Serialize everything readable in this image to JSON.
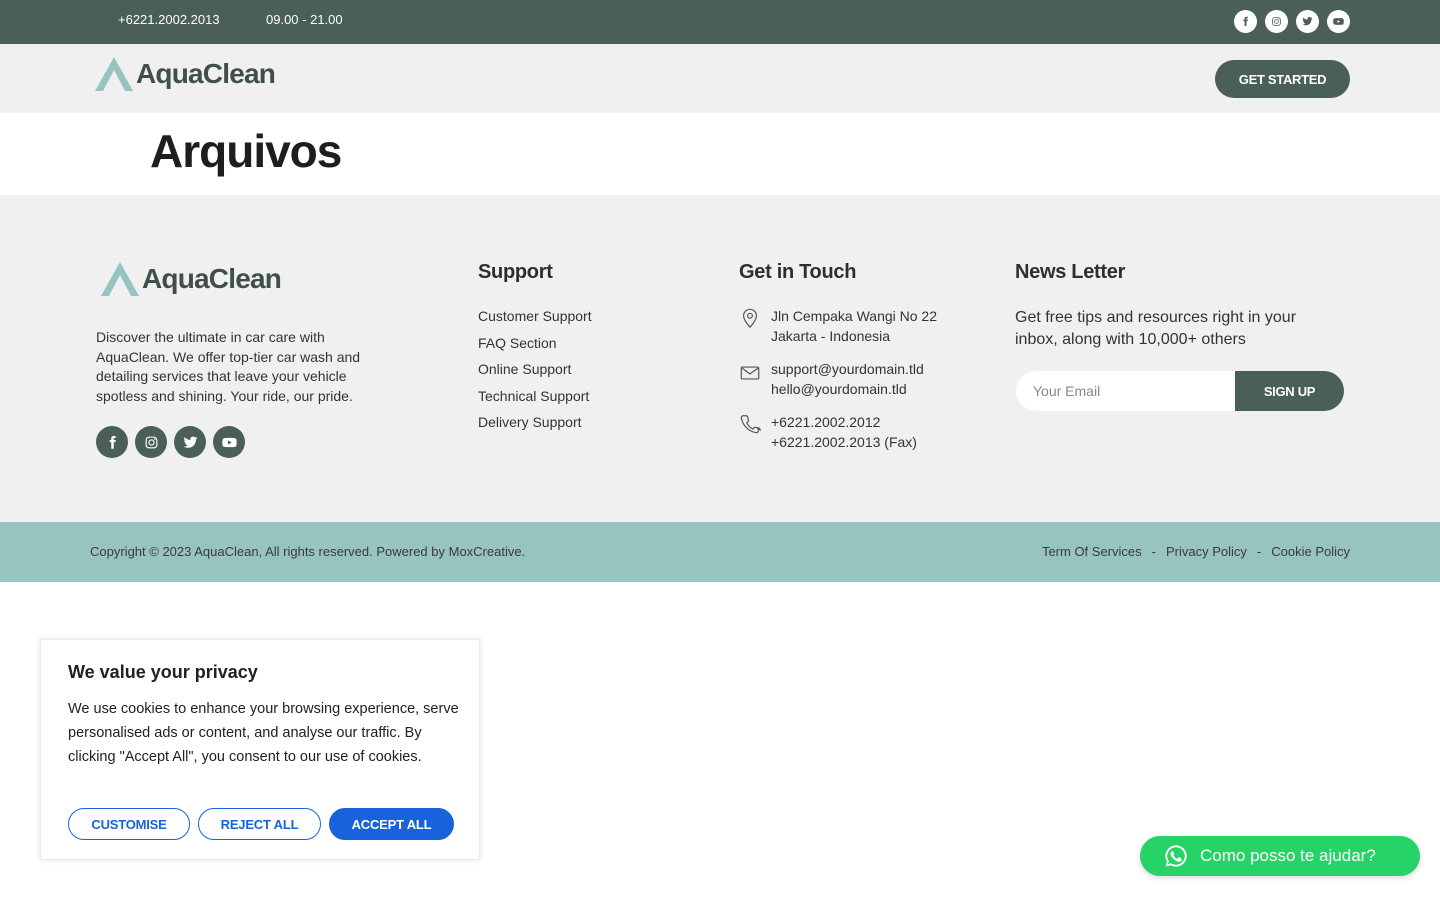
{
  "topbar": {
    "phone": "+6221.2002.2013",
    "hours": "09.00 - 21.00",
    "social": [
      "facebook-icon",
      "instagram-icon",
      "twitter-icon",
      "youtube-icon"
    ]
  },
  "header": {
    "logo_text": "AquaClean",
    "cta_label": "GET STARTED"
  },
  "page": {
    "title": "Arquivos"
  },
  "footer": {
    "logo_text": "AquaClean",
    "description": "Discover the ultimate in car care with AquaClean. We offer top-tier car wash and detailing services that leave your vehicle spotless and shining. Your ride, our pride.",
    "support": {
      "title": "Support",
      "links": [
        "Customer Support",
        "FAQ Section",
        "Online Support",
        "Technical Support",
        "Delivery Support"
      ]
    },
    "contact": {
      "title": "Get in Touch",
      "address_1": "Jln Cempaka Wangi No 22",
      "address_2": "Jakarta - Indonesia",
      "email_1": "support@yourdomain.tld",
      "email_2": "hello@yourdomain.tld",
      "phone_1": "+6221.2002.2012",
      "phone_2": "+6221.2002.2013 (Fax)"
    },
    "newsletter": {
      "title": "News Letter",
      "text": "Get free tips and resources right in your inbox, along with 10,000+ others",
      "placeholder": "Your Email",
      "button": "SIGN UP"
    }
  },
  "bottombar": {
    "copyright": "Copyright © 2023 AquaClean, All rights reserved. Powered by MoxCreative.",
    "links": [
      "Term Of Services",
      "Privacy Policy",
      "Cookie Policy"
    ],
    "separator": "-"
  },
  "cookie": {
    "title": "We value your privacy",
    "text": "We use cookies to enhance your browsing experience, serve personalised ads or content, and analyse our traffic. By clicking \"Accept All\", you consent to our use of cookies.",
    "customise": "CUSTOMISE",
    "reject": "REJECT ALL",
    "accept": "ACCEPT ALL"
  },
  "whatsapp": {
    "label": "Como posso te ajudar?"
  },
  "colors": {
    "primary": "#4a5f58",
    "accent": "#97c4c0",
    "light_bg": "#f0f0f0",
    "cookie_blue": "#1863dc",
    "whatsapp_green": "#25d366"
  }
}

> _REQUEST_
Transcribe the listing in full. Omit the pictures and keep every line exact.

> _SOLUTION_
Serialize everything readable in this image to JSON.
{
  "topbar": {
    "phone": "+6221.2002.2013",
    "hours": "09.00 - 21.00",
    "social": [
      "facebook-icon",
      "instagram-icon",
      "twitter-icon",
      "youtube-icon"
    ]
  },
  "header": {
    "logo_text": "AquaClean",
    "cta_label": "GET STARTED"
  },
  "page": {
    "title": "Arquivos"
  },
  "footer": {
    "logo_text": "AquaClean",
    "description": "Discover the ultimate in car care with AquaClean. We offer top-tier car wash and detailing services that leave your vehicle spotless and shining. Your ride, our pride.",
    "support": {
      "title": "Support",
      "links": [
        "Customer Support",
        "FAQ Section",
        "Online Support",
        "Technical Support",
        "Delivery Support"
      ]
    },
    "contact": {
      "title": "Get in Touch",
      "address_1": "Jln Cempaka Wangi No 22",
      "address_2": "Jakarta - Indonesia",
      "email_1": "support@yourdomain.tld",
      "email_2": "hello@yourdomain.tld",
      "phone_1": "+6221.2002.2012",
      "phone_2": "+6221.2002.2013 (Fax)"
    },
    "newsletter": {
      "title": "News Letter",
      "text": "Get free tips and resources right in your inbox, along with 10,000+ others",
      "placeholder": "Your Email",
      "button": "SIGN UP"
    }
  },
  "bottombar": {
    "copyright": "Copyright © 2023 AquaClean, All rights reserved. Powered by MoxCreative.",
    "links": [
      "Term Of Services",
      "Privacy Policy",
      "Cookie Policy"
    ],
    "separator": "-"
  },
  "cookie": {
    "title": "We value your privacy",
    "text": "We use cookies to enhance your browsing experience, serve personalised ads or content, and analyse our traffic. By clicking \"Accept All\", you consent to our use of cookies.",
    "customise": "CUSTOMISE",
    "reject": "REJECT ALL",
    "accept": "ACCEPT ALL"
  },
  "whatsapp": {
    "label": "Como posso te ajudar?"
  },
  "colors": {
    "primary": "#4a5f58",
    "accent": "#97c4c0",
    "light_bg": "#f0f0f0",
    "cookie_blue": "#1863dc",
    "whatsapp_green": "#25d366"
  }
}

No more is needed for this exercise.